Write out each line that follows exactly as it stands, without the pictures.

§ §

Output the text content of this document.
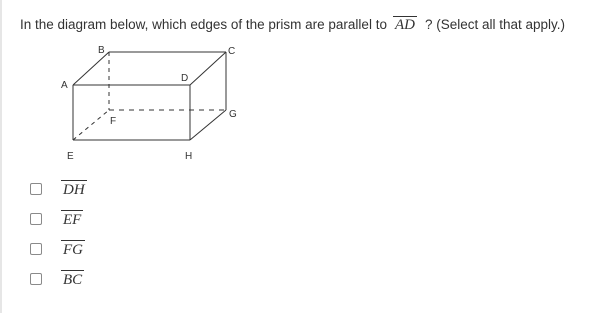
In the diagram below, which edges of the prism are parallel to AD ? (Select all that apply.)
A
B	C
D
E
F
G
H
DH
EF
FG
BC
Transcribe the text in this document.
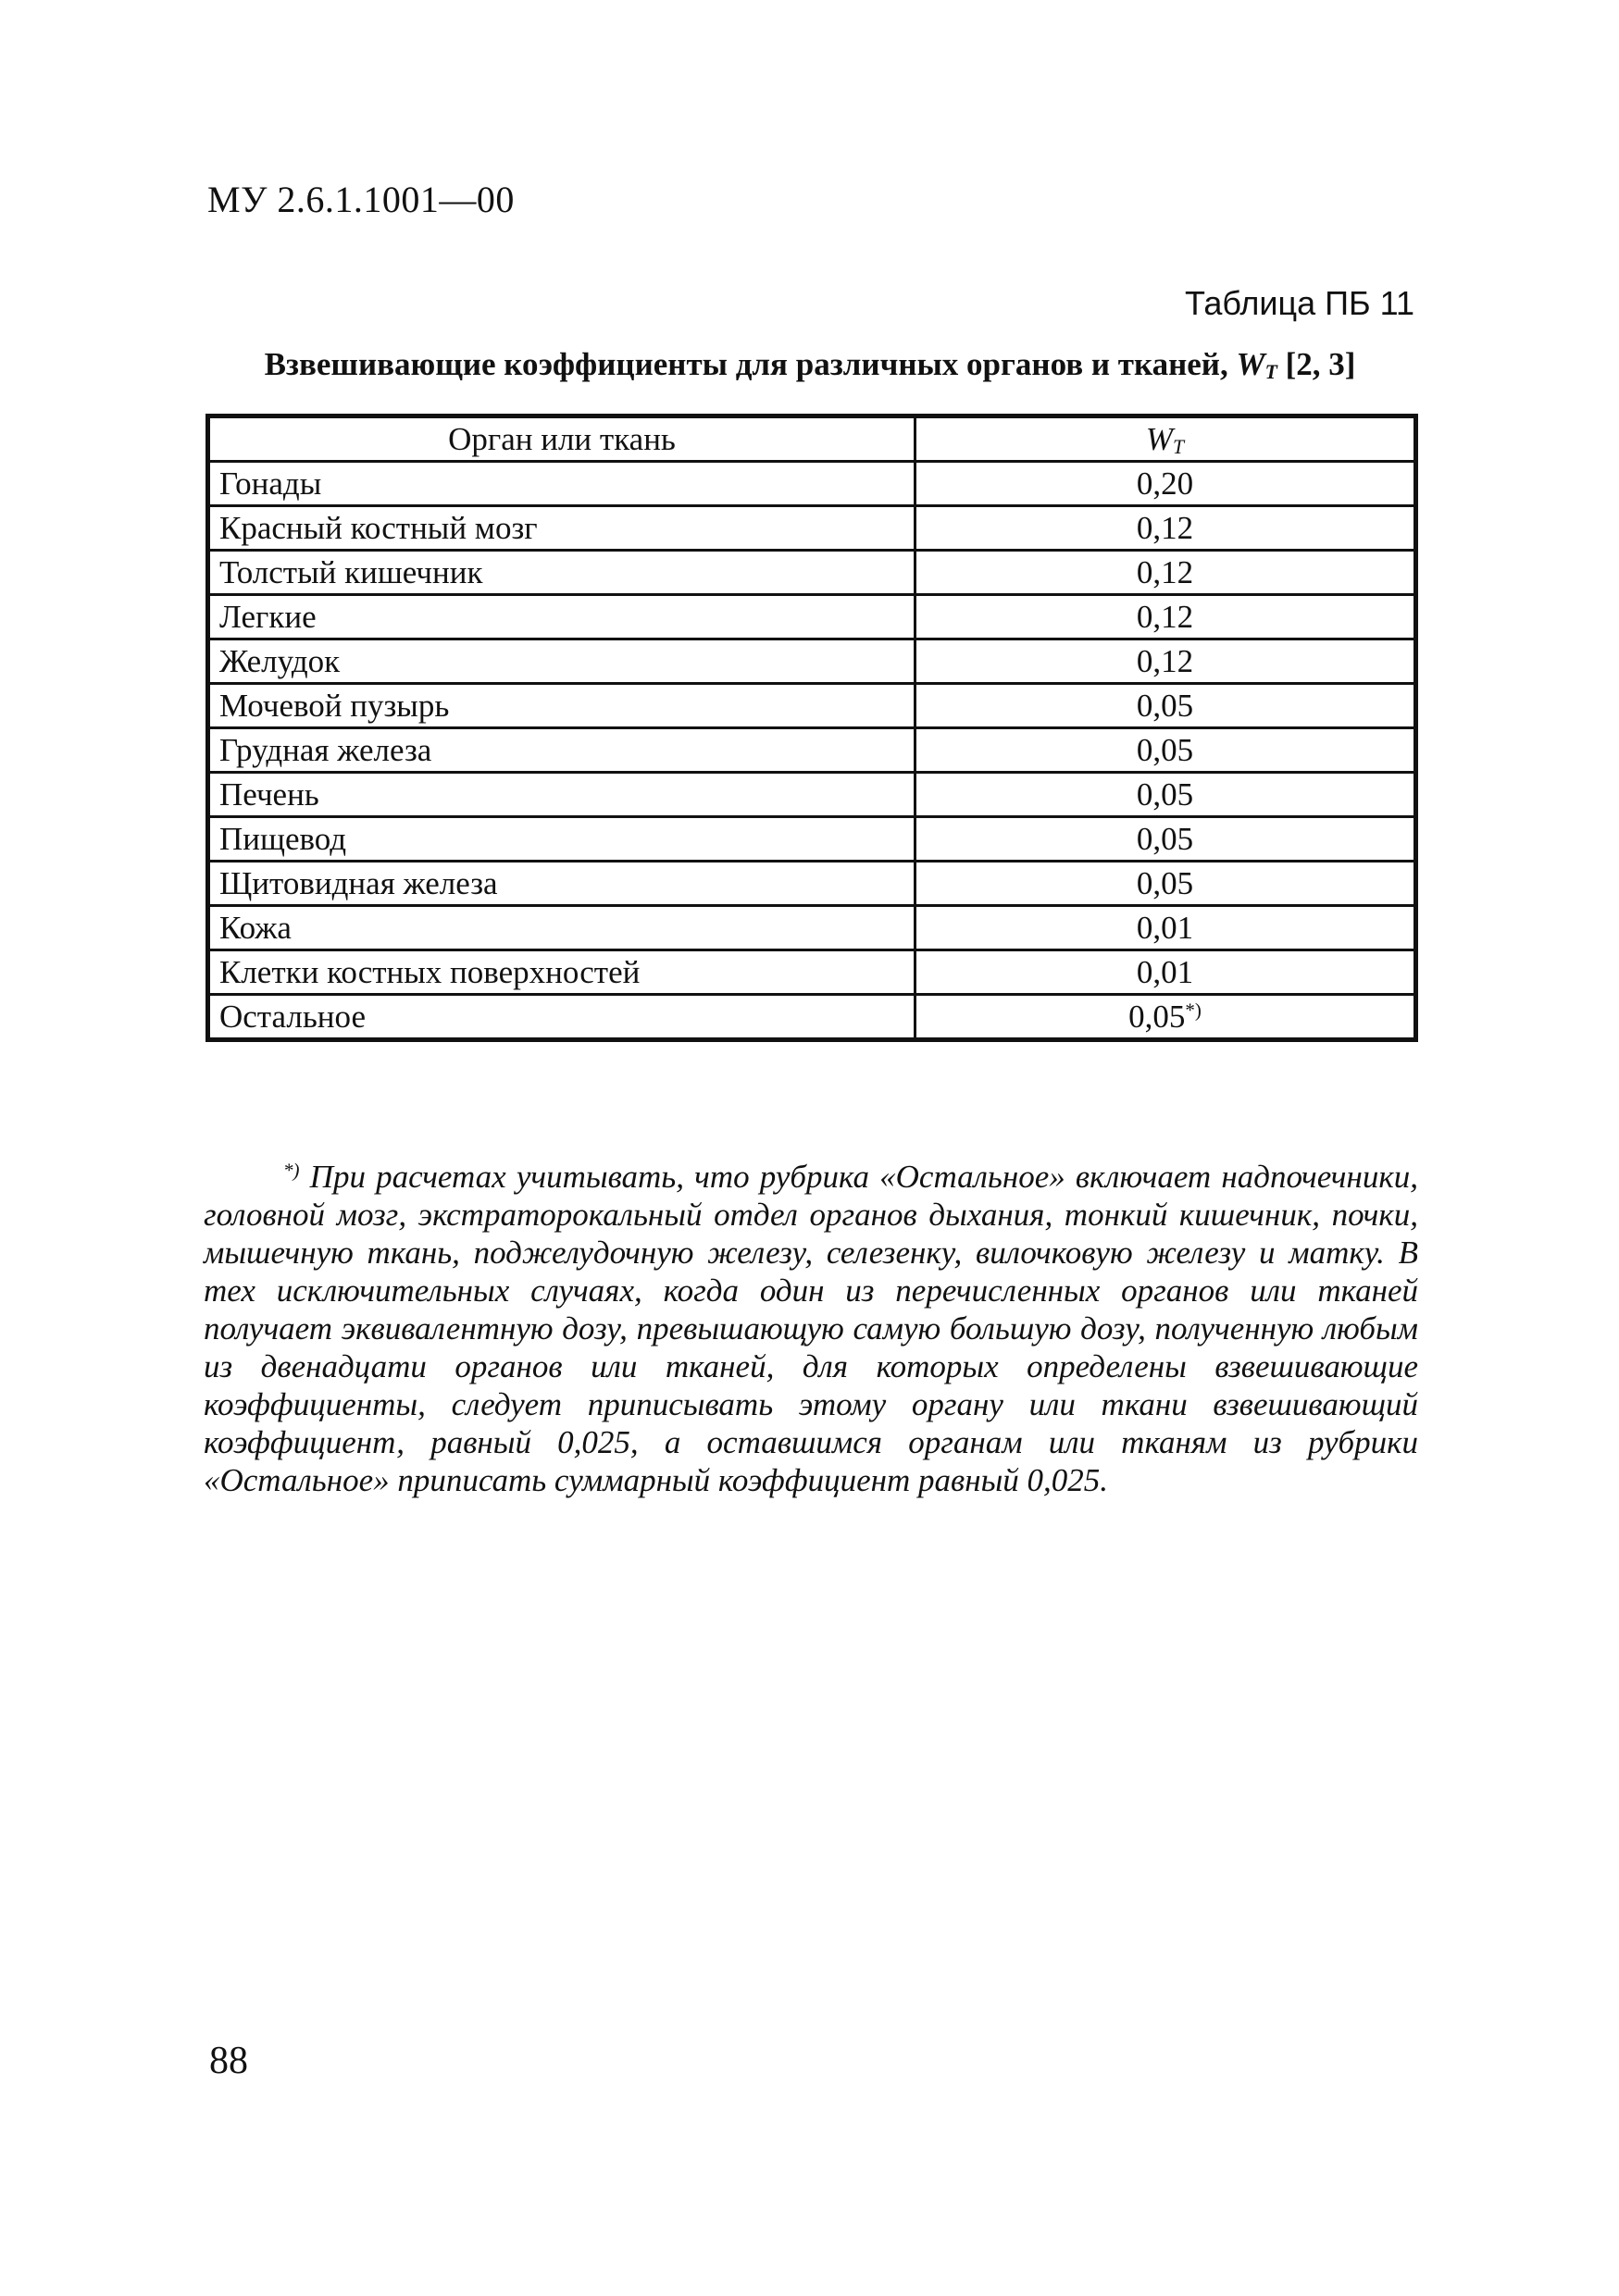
МУ 2.6.1.1001—00
Таблица ПБ 11
Взвешивающие коэффициенты для различных органов и тканей, $W_T$ [2, 3]
Орган или ткань	$W_T$
Гонады	0,20
Красный костный мозг	0,12
Толстый кишечник	0,12
Легкие	0,12
Желудок	0,12
Мочевой пузырь	0,05
Грудная железа	0,05
Печень	0,05
Пищевод	0,05
Щитовидная железа	0,05
Кожа	0,01
Клетки костных поверхностей	0,01
Остальное	0,05*)

*) При расчетах учитывать, что рубрика «Остальное» включает надпочечники, головной мозг, экстраторокальный отдел органов дыхания, тонкий кишечник, почки, мышечную ткань, поджелудочную железу, селезенку, вилочковую железу и матку. В тех исключительных случаях, когда один из перечисленных органов или тканей получает эквивалентную дозу, превышающую самую большую дозу, полученную любым из двенадцати органов или тканей, для которых определены взвешивающие коэффициенты, следует приписывать этому органу или ткани взвешивающий коэффициент, равный 0,025, а оставшимся органам или тканям из рубрики «Остальное» приписать суммарный коэффициент равный 0,025.

88
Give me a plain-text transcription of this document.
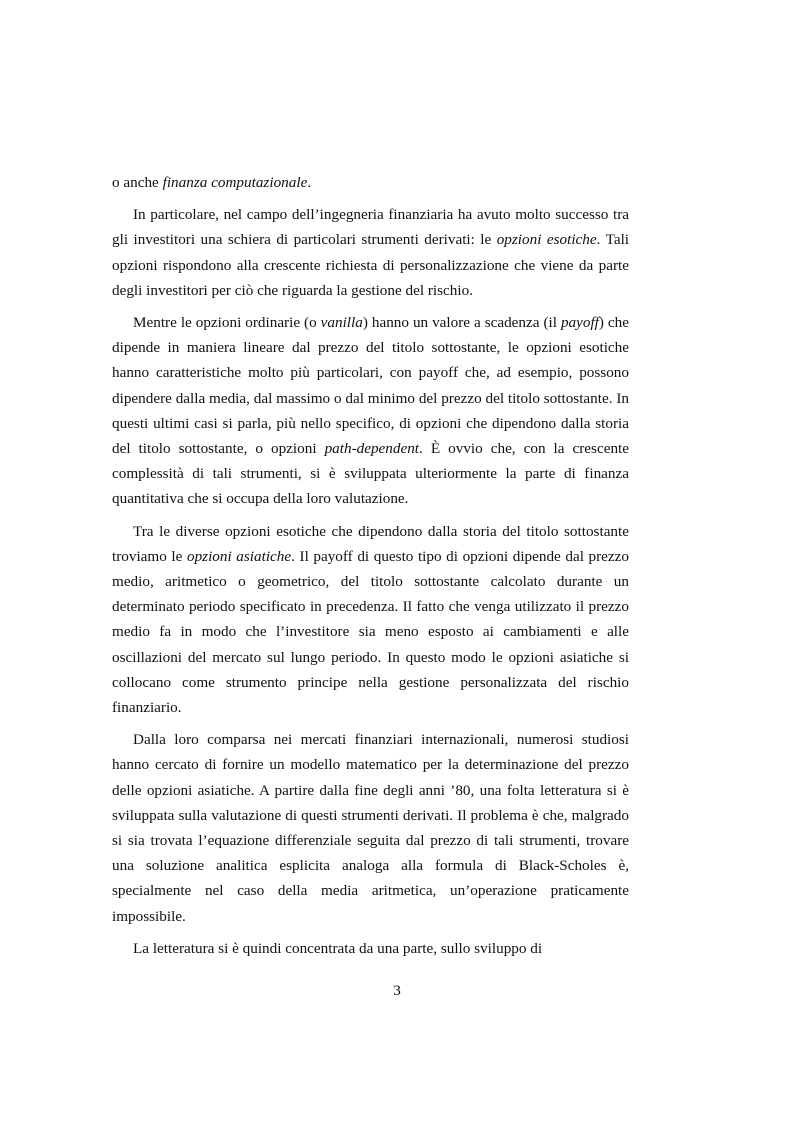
o anche finanza computazionale.

In particolare, nel campo dell’ingegneria finanziaria ha avuto molto successo tra gli investitori una schiera di particolari strumenti derivati: le opzioni esotiche. Tali opzioni rispondono alla crescente richiesta di personalizzazione che viene da parte degli investitori per ciò che riguarda la gestione del rischio.

Mentre le opzioni ordinarie (o vanilla) hanno un valore a scadenza (il payoff) che dipende in maniera lineare dal prezzo del titolo sottostante, le opzioni esotiche hanno caratteristiche molto più particolari, con payoff che, ad esempio, possono dipendere dalla media, dal massimo o dal minimo del prezzo del titolo sottostante. In questi ultimi casi si parla, più nello specifico, di opzioni che dipendono dalla storia del titolo sottostante, o opzioni path-dependent. È ovvio che, con la crescente complessità di tali strumenti, si è sviluppata ulteriormente la parte di finanza quantitativa che si occupa della loro valutazione.

Tra le diverse opzioni esotiche che dipendono dalla storia del titolo sottostante troviamo le opzioni asiatiche. Il payoff di questo tipo di opzioni dipende dal prezzo medio, aritmetico o geometrico, del titolo sottostante calcolato durante un determinato periodo specificato in precedenza. Il fatto che venga utilizzato il prezzo medio fa in modo che l’investitore sia meno esposto ai cambiamenti e alle oscillazioni del mercato sul lungo periodo. In questo modo le opzioni asiatiche si collocano come strumento principe nella gestione personalizzata del rischio finanziario.

Dalla loro comparsa nei mercati finanziari internazionali, numerosi studiosi hanno cercato di fornire un modello matematico per la determinazione del prezzo delle opzioni asiatiche. A partire dalla fine degli anni ’80, una folta letteratura si è sviluppata sulla valutazione di questi strumenti derivati. Il problema è che, malgrado si sia trovata l’equazione differenziale seguita dal prezzo di tali strumenti, trovare una soluzione analitica esplicita analoga alla formula di Black-Scholes è, specialmente nel caso della media aritmetica, un’operazione praticamente impossibile.

La letteratura si è quindi concentrata da una parte, sullo sviluppo di

3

§ §

**Output for this task**
Output the text content of this document.
In the diagram below, which edges of the prism are parallel to AD ? (Select all that apply.)
A
B	C
D
E
F
G
H
DH
EF
FG
BC
Transcribe the text in this document.
МУ 2.6.1.1001—00
Таблица ПБ 11
Взвешивающие коэффициенты для различных органов и тканей, $W_T$ [2, 3]
Орган или ткань	$W_T$
Гонады	0,20
Красный костный мозг	0,12
Толстый кишечник	0,12
Легкие	0,12
Желудок	0,12
Мочевой пузырь	0,05
Грудная железа	0,05
Печень	0,05
Пищевод	0,05
Щитовидная железа	0,05
Кожа	0,01
Клетки костных поверхностей	0,01
Остальное	0,05*)

*) При расчетах учитывать, что рубрика «Остальное» включает надпочечники, головной мозг, экстраторокальный отдел органов дыхания, тонкий кишечник, почки, мышечную ткань, поджелудочную железу, селезенку, вилочковую железу и матку. В тех исключительных случаях, когда один из перечисленных органов или тканей получает эквивалентную дозу, превышающую самую большую дозу, полученную любым из двенадцати органов или тканей, для которых определены взвешивающие коэффициенты, следует приписывать этому органу или ткани взвешивающий коэффициент, равный 0,025, а оставшимся органам или тканям из рубрики «Остальное» приписать суммарный коэффициент равный 0,025.

88
Give me a plain-text transcription of this document.
o anche finanza computazionale.

In particolare, nel campo dell’ingegneria finanziaria ha avuto molto successo tra gli investitori una schiera di particolari strumenti derivati: le opzioni esotiche. Tali opzioni rispondono alla crescente richiesta di personalizzazione che viene da parte degli investitori per ciò che riguarda la gestione del rischio.

Mentre le opzioni ordinarie (o vanilla) hanno un valore a scadenza (il payoff) che dipende in maniera lineare dal prezzo del titolo sottostante, le opzioni esotiche hanno caratteristiche molto più particolari, con payoff che, ad esempio, possono dipendere dalla media, dal massimo o dal minimo del prezzo del titolo sottostante. In questi ultimi casi si parla, più nello specifico, di opzioni che dipendono dalla storia del titolo sottostante, o opzioni path-dependent. È ovvio che, con la crescente complessità di tali strumenti, si è sviluppata ulteriormente la parte di finanza quantitativa che si occupa della loro valutazione.

Tra le diverse opzioni esotiche che dipendono dalla storia del titolo sottostante troviamo le opzioni asiatiche. Il payoff di questo tipo di opzioni dipende dal prezzo medio, aritmetico o geometrico, del titolo sottostante calcolato durante un determinato periodo specificato in precedenza. Il fatto che venga utilizzato il prezzo medio fa in modo che l’investitore sia meno esposto ai cambiamenti e alle oscillazioni del mercato sul lungo periodo. In questo modo le opzioni asiatiche si collocano come strumento principe nella gestione personalizzata del rischio finanziario.

Dalla loro comparsa nei mercati finanziari internazionali, numerosi studiosi hanno cercato di fornire un modello matematico per la determinazione del prezzo delle opzioni asiatiche. A partire dalla fine degli anni ’80, una folta letteratura si è sviluppata sulla valutazione di questi strumenti derivati. Il problema è che, malgrado si sia trovata l’equazione differenziale seguita dal prezzo di tali strumenti, trovare una soluzione analitica esplicita analoga alla formula di Black-Scholes è, specialmente nel caso della media aritmetica, un’operazione praticamente impossibile.

La letteratura si è quindi concentrata da una parte, sullo sviluppo di

3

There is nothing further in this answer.